**SHORT TASK**
Count every line of these entries that holds the word "better", and reply with the number only.
══ SUPPLIED MATERIAL
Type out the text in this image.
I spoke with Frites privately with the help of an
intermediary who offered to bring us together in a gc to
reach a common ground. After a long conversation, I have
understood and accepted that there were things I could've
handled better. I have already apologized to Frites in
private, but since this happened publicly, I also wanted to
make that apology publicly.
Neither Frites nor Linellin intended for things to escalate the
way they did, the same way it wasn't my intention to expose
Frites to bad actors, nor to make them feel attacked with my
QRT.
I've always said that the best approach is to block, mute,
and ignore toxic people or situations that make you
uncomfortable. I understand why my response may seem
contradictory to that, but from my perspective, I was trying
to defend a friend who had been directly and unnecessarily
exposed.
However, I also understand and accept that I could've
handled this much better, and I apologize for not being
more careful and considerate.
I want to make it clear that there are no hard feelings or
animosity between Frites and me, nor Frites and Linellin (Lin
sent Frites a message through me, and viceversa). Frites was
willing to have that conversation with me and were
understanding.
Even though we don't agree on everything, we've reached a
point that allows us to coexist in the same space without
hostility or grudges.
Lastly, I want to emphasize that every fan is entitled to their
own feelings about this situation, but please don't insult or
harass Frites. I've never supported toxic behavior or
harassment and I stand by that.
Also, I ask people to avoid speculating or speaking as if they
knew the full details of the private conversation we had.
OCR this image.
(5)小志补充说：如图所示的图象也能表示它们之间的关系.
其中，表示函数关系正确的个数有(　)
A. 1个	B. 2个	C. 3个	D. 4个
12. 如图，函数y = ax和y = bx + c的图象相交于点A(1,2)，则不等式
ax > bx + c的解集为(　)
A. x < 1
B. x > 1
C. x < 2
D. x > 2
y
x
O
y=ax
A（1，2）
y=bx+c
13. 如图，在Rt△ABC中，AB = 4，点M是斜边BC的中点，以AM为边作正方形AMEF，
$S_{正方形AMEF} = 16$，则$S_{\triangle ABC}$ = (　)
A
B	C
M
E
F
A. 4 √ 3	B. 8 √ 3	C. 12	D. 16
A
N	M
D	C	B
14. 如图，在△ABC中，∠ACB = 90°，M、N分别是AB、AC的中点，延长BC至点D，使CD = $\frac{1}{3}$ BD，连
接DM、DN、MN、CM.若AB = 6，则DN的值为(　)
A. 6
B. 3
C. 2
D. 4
════
**THE RESULT**
2